━━━━━ Given data ━━━━━
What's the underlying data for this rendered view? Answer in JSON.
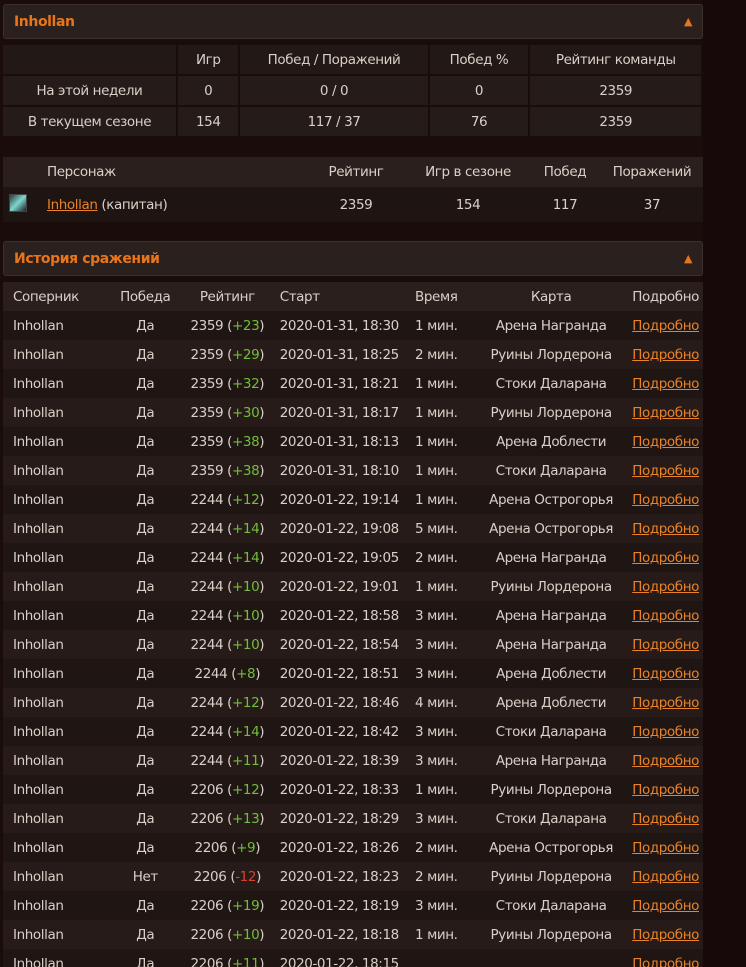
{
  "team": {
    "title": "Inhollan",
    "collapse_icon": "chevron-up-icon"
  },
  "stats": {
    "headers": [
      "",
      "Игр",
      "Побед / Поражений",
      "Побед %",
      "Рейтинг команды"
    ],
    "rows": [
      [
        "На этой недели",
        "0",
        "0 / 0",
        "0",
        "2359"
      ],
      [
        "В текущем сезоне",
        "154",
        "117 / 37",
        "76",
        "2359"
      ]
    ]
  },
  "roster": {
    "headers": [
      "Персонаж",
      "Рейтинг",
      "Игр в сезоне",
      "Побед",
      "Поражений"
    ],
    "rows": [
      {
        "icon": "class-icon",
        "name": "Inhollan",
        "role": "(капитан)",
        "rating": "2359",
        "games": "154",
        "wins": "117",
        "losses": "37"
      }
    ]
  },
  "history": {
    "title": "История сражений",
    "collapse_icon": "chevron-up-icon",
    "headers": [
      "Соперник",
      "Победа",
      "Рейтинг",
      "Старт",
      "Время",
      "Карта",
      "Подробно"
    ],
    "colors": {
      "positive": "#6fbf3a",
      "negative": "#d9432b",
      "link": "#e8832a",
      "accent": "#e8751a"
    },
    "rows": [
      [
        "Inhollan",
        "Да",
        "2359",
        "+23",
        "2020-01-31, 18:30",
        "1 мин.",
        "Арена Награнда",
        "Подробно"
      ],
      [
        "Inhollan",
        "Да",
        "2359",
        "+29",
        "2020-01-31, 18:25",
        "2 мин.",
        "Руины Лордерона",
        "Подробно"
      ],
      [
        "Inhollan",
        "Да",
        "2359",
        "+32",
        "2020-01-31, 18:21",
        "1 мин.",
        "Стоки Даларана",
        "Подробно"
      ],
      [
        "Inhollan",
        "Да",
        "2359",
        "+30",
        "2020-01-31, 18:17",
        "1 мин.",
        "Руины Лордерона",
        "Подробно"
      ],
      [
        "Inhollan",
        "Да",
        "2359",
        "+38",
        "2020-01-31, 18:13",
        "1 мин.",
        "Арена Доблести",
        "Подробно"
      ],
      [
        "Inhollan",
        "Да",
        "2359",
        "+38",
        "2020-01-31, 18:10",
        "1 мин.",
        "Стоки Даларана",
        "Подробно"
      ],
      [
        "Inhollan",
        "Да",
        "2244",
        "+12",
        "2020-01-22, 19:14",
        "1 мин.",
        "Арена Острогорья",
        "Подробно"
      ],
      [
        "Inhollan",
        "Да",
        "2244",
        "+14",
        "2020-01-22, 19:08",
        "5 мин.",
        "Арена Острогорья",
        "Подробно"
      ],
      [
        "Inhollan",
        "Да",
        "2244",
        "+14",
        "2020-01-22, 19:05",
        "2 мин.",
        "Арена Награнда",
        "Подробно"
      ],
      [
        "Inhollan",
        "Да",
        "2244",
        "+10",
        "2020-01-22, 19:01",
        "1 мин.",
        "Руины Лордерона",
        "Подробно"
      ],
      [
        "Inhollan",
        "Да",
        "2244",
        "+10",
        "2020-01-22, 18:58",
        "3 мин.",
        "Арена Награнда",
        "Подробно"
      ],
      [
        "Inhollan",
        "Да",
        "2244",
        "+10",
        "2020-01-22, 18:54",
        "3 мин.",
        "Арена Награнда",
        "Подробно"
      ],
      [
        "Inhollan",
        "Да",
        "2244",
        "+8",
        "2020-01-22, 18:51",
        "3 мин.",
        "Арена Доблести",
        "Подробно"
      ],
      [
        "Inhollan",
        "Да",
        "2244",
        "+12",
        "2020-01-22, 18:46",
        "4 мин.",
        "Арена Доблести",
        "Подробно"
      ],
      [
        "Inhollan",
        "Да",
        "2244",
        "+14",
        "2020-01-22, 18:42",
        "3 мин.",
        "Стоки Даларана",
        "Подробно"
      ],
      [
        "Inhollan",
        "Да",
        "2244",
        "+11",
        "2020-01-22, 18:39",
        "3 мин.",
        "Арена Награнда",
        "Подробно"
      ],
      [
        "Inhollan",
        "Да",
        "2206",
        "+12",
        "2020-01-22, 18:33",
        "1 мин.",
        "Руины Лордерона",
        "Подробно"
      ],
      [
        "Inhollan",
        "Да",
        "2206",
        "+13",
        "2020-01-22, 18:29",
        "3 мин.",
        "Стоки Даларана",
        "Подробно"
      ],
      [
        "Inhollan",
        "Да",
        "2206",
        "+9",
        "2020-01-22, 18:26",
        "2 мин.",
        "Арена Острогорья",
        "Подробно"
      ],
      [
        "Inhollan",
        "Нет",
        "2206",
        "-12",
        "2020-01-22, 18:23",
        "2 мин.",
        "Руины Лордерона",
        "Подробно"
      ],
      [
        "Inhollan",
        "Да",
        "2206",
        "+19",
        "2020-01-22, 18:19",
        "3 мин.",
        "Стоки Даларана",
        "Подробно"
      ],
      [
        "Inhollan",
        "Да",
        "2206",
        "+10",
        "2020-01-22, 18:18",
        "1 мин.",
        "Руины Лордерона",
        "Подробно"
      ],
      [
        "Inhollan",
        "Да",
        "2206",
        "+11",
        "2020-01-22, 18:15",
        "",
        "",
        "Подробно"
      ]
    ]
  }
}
━━━━━
* **Request**
Copy out every line of the listing that includes the string "title".

* **Task answer**
    "title": "Inhollan",
    "title": "История сражений",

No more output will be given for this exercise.